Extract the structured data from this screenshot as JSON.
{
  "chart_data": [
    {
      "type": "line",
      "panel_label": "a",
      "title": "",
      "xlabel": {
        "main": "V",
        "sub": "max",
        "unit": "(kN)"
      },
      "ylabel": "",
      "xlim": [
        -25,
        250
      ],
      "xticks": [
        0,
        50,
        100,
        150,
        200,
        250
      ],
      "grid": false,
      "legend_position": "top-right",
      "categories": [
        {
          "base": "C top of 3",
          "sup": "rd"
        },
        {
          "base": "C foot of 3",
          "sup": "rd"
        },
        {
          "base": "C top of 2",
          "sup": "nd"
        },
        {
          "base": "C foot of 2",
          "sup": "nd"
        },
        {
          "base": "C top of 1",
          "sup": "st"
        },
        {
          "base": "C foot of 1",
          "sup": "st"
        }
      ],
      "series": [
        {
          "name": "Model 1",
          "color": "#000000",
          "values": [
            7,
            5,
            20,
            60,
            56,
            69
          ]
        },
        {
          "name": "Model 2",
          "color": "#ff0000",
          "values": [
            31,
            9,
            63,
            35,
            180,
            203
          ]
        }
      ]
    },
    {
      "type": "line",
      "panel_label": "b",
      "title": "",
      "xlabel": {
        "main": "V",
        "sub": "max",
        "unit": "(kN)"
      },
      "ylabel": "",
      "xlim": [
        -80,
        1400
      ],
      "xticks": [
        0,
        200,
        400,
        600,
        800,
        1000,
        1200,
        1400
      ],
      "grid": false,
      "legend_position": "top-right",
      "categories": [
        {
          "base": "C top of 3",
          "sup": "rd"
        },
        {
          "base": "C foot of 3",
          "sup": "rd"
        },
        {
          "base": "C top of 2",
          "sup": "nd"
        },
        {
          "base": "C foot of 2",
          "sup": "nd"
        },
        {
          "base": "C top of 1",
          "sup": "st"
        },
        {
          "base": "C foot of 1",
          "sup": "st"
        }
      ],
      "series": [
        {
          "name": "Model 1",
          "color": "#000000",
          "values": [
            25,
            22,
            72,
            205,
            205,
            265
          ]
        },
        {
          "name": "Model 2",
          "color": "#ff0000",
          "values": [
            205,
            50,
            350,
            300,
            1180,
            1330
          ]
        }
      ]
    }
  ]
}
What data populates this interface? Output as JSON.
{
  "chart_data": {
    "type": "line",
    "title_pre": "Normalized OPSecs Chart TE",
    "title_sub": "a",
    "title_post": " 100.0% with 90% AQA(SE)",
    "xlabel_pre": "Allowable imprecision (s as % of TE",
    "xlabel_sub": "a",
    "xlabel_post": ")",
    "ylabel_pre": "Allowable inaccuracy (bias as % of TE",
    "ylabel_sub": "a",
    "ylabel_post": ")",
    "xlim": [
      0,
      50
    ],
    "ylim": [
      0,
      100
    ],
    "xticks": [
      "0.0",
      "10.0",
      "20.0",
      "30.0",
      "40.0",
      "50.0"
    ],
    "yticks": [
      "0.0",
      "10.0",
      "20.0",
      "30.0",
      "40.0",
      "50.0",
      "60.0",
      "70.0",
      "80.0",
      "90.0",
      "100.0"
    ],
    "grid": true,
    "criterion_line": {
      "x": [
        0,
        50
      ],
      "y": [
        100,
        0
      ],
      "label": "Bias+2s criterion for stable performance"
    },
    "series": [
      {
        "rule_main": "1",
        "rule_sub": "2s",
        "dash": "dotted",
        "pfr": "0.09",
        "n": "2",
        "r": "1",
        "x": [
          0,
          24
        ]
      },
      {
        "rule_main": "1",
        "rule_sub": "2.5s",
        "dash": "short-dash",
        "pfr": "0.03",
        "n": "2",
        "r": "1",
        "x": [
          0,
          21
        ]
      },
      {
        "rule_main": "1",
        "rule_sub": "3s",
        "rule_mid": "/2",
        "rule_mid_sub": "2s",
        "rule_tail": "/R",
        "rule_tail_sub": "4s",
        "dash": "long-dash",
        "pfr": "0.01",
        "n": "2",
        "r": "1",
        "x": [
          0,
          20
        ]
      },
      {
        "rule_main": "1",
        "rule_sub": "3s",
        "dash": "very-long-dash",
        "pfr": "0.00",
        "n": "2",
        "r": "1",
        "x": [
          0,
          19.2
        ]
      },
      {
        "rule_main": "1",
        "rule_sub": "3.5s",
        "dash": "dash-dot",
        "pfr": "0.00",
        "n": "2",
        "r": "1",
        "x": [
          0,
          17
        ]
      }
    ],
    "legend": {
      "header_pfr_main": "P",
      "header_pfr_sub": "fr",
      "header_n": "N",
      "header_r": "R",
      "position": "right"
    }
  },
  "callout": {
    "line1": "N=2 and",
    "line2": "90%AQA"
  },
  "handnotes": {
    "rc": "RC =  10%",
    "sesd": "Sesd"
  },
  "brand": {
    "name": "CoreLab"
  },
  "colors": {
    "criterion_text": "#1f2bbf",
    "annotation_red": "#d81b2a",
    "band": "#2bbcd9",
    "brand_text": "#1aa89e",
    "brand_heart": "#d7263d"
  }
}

__________

# TO BE DONE
Go through the listing and copy all of it exactly.

# THE OUTPUT
Extract the structured data from this screenshot as JSON.
{
  "chart_data": [
    {
      "type": "line",
      "panel_label": "a",
      "title": "",
      "xlabel": {
        "main": "V",
        "sub": "max",
        "unit": "(kN)"
      },
      "ylabel": "",
      "xlim": [
        -25,
        250
      ],
      "xticks": [
        0,
        50,
        100,
        150,
        200,
        250
      ],
      "grid": false,
      "legend_position": "top-right",
      "categories": [
        {
          "base": "C top of 3",
          "sup": "rd"
        },
        {
          "base": "C foot of 3",
          "sup": "rd"
        },
        {
          "base": "C top of 2",
          "sup": "nd"
        },
        {
          "base": "C foot of 2",
          "sup": "nd"
        },
        {
          "base": "C top of 1",
          "sup": "st"
        },
        {
          "base": "C foot of 1",
          "sup": "st"
        }
      ],
      "series": [
        {
          "name": "Model 1",
          "color": "#000000",
          "values": [
            7,
            5,
            20,
            60,
            56,
            69
          ]
        },
        {
          "name": "Model 2",
          "color": "#ff0000",
          "values": [
            31,
            9,
            63,
            35,
            180,
            203
          ]
        }
      ]
    },
    {
      "type": "line",
      "panel_label": "b",
      "title": "",
      "xlabel": {
        "main": "V",
        "sub": "max",
        "unit": "(kN)"
      },
      "ylabel": "",
      "xlim": [
        -80,
        1400
      ],
      "xticks": [
        0,
        200,
        400,
        600,
        800,
        1000,
        1200,
        1400
      ],
      "grid": false,
      "legend_position": "top-right",
      "categories": [
        {
          "base": "C top of 3",
          "sup": "rd"
        },
        {
          "base": "C foot of 3",
          "sup": "rd"
        },
        {
          "base": "C top of 2",
          "sup": "nd"
        },
        {
          "base": "C foot of 2",
          "sup": "nd"
        },
        {
          "base": "C top of 1",
          "sup": "st"
        },
        {
          "base": "C foot of 1",
          "sup": "st"
        }
      ],
      "series": [
        {
          "name": "Model 1",
          "color": "#000000",
          "values": [
            25,
            22,
            72,
            205,
            205,
            265
          ]
        },
        {
          "name": "Model 2",
          "color": "#ff0000",
          "values": [
            205,
            50,
            350,
            300,
            1180,
            1330
          ]
        }
      ]
    }
  ]
}
What data populates this interface? Output as JSON.
{
  "chart_data": {
    "type": "line",
    "title_pre": "Normalized OPSecs Chart TE",
    "title_sub": "a",
    "title_post": " 100.0% with 90% AQA(SE)",
    "xlabel_pre": "Allowable imprecision (s as % of TE",
    "xlabel_sub": "a",
    "xlabel_post": ")",
    "ylabel_pre": "Allowable inaccuracy (bias as % of TE",
    "ylabel_sub": "a",
    "ylabel_post": ")",
    "xlim": [
      0,
      50
    ],
    "ylim": [
      0,
      100
    ],
    "xticks": [
      "0.0",
      "10.0",
      "20.0",
      "30.0",
      "40.0",
      "50.0"
    ],
    "yticks": [
      "0.0",
      "10.0",
      "20.0",
      "30.0",
      "40.0",
      "50.0",
      "60.0",
      "70.0",
      "80.0",
      "90.0",
      "100.0"
    ],
    "grid": true,
    "criterion_line": {
      "x": [
        0,
        50
      ],
      "y": [
        100,
        0
      ],
      "label": "Bias+2s criterion for stable performance"
    },
    "series": [
      {
        "rule_main": "1",
        "rule_sub": "2s",
        "dash": "dotted",
        "pfr": "0.09",
        "n": "2",
        "r": "1",
        "x": [
          0,
          24
        ]
      },
      {
        "rule_main": "1",
        "rule_sub": "2.5s",
        "dash": "short-dash",
        "pfr": "0.03",
        "n": "2",
        "r": "1",
        "x": [
          0,
          21
        ]
      },
      {
        "rule_main": "1",
        "rule_sub": "3s",
        "rule_mid": "/2",
        "rule_mid_sub": "2s",
        "rule_tail": "/R",
        "rule_tail_sub": "4s",
        "dash": "long-dash",
        "pfr": "0.01",
        "n": "2",
        "r": "1",
        "x": [
          0,
          20
        ]
      },
      {
        "rule_main": "1",
        "rule_sub": "3s",
        "dash": "very-long-dash",
        "pfr": "0.00",
        "n": "2",
        "r": "1",
        "x": [
          0,
          19.2
        ]
      },
      {
        "rule_main": "1",
        "rule_sub": "3.5s",
        "dash": "dash-dot",
        "pfr": "0.00",
        "n": "2",
        "r": "1",
        "x": [
          0,
          17
        ]
      }
    ],
    "legend": {
      "header_pfr_main": "P",
      "header_pfr_sub": "fr",
      "header_n": "N",
      "header_r": "R",
      "position": "right"
    }
  },
  "callout": {
    "line1": "N=2 and",
    "line2": "90%AQA"
  },
  "handnotes": {
    "rc": "RC =  10%",
    "sesd": "Sesd"
  },
  "brand": {
    "name": "CoreLab"
  },
  "colors": {
    "criterion_text": "#1f2bbf",
    "annotation_red": "#d81b2a",
    "band": "#2bbcd9",
    "brand_text": "#1aa89e",
    "brand_heart": "#d7263d"
  }
}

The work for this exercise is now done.